§ **Task objective**
Look through the records that follow. Copy every line containing the word "grateful".
--------------------
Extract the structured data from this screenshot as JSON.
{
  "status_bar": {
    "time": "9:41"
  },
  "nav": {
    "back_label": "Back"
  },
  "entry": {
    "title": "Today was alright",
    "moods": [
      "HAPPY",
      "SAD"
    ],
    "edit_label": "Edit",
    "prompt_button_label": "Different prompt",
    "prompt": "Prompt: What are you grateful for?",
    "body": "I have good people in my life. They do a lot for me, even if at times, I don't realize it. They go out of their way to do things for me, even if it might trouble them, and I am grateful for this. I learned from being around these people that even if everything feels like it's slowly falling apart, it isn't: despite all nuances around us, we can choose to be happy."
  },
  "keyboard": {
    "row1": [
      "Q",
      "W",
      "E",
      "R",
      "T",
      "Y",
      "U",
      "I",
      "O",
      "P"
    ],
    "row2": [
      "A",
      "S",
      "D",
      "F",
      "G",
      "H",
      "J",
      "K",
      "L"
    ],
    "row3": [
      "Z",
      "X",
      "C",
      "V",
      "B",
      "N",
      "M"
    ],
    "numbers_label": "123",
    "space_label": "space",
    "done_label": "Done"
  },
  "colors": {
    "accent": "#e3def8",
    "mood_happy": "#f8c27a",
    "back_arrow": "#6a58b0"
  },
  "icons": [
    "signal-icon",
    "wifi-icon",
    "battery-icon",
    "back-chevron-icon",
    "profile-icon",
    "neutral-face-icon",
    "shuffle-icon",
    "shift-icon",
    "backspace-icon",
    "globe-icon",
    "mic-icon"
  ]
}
--------------------
§ **Output for this task**
    "prompt": "Prompt: What are you grateful for?",
    "body": "I have good people in my life. They do a lot for me, even if at times, I don't realize it. They go out of their way to do things for me, even if it might trouble them, and I am grateful for this. I learned from being around these people that even if everything feels like it's slowly falling apart, it isn't: despite all nuances around us, we can choose to be happy."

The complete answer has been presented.